→ **DIRECTIVE**: Copy every line of the data exactly, leaving nothing out.
::::
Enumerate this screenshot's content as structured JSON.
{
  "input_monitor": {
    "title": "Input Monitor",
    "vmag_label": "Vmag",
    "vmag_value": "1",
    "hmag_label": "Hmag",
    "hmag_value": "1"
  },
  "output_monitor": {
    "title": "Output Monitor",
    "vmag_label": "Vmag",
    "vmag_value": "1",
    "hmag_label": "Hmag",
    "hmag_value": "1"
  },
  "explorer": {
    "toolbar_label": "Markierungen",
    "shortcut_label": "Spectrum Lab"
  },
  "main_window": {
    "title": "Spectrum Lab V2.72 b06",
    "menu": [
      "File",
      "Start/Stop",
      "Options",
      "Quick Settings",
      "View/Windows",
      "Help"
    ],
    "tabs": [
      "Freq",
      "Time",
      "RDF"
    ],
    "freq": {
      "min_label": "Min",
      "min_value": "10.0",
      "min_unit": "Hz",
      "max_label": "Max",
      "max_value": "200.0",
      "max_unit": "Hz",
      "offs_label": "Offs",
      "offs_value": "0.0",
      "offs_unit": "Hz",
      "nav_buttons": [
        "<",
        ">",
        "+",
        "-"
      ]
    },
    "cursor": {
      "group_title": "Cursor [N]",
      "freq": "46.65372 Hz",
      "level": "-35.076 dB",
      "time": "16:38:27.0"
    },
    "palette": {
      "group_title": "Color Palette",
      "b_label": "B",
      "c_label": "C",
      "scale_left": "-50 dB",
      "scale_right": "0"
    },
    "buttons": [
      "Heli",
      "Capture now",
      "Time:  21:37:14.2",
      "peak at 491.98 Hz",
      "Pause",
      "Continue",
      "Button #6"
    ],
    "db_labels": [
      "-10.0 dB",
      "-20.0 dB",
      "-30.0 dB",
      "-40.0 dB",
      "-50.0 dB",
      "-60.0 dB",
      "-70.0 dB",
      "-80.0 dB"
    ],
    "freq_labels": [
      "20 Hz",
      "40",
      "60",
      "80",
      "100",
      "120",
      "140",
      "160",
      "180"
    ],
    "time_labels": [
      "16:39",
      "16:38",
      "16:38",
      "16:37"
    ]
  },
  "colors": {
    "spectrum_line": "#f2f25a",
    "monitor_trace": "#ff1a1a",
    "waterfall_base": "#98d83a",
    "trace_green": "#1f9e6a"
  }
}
::::
→ **RIGHT ANSWER**:
Enumerate this screenshot's content as structured JSON.
{
  "input_monitor": {
    "title": "Input Monitor",
    "vmag_label": "Vmag",
    "vmag_value": "1",
    "hmag_label": "Hmag",
    "hmag_value": "1"
  },
  "output_monitor": {
    "title": "Output Monitor",
    "vmag_label": "Vmag",
    "vmag_value": "1",
    "hmag_label": "Hmag",
    "hmag_value": "1"
  },
  "explorer": {
    "toolbar_label": "Markierungen",
    "shortcut_label": "Spectrum Lab"
  },
  "main_window": {
    "title": "Spectrum Lab V2.72 b06",
    "menu": [
      "File",
      "Start/Stop",
      "Options",
      "Quick Settings",
      "View/Windows",
      "Help"
    ],
    "tabs": [
      "Freq",
      "Time",
      "RDF"
    ],
    "freq": {
      "min_label": "Min",
      "min_value": "10.0",
      "min_unit": "Hz",
      "max_label": "Max",
      "max_value": "200.0",
      "max_unit": "Hz",
      "offs_label": "Offs",
      "offs_value": "0.0",
      "offs_unit": "Hz",
      "nav_buttons": [
        "<",
        ">",
        "+",
        "-"
      ]
    },
    "cursor": {
      "group_title": "Cursor [N]",
      "freq": "46.65372 Hz",
      "level": "-35.076 dB",
      "time": "16:38:27.0"
    },
    "palette": {
      "group_title": "Color Palette",
      "b_label": "B",
      "c_label": "C",
      "scale_left": "-50 dB",
      "scale_right": "0"
    },
    "buttons": [
      "Heli",
      "Capture now",
      "Time:  21:37:14.2",
      "peak at 491.98 Hz",
      "Pause",
      "Continue",
      "Button #6"
    ],
    "db_labels": [
      "-10.0 dB",
      "-20.0 dB",
      "-30.0 dB",
      "-40.0 dB",
      "-50.0 dB",
      "-60.0 dB",
      "-70.0 dB",
      "-80.0 dB"
    ],
    "freq_labels": [
      "20 Hz",
      "40",
      "60",
      "80",
      "100",
      "120",
      "140",
      "160",
      "180"
    ],
    "time_labels": [
      "16:39",
      "16:38",
      "16:38",
      "16:37"
    ]
  },
  "colors": {
    "spectrum_line": "#f2f25a",
    "monitor_trace": "#ff1a1a",
    "waterfall_base": "#98d83a",
    "trace_green": "#1f9e6a"
  }
}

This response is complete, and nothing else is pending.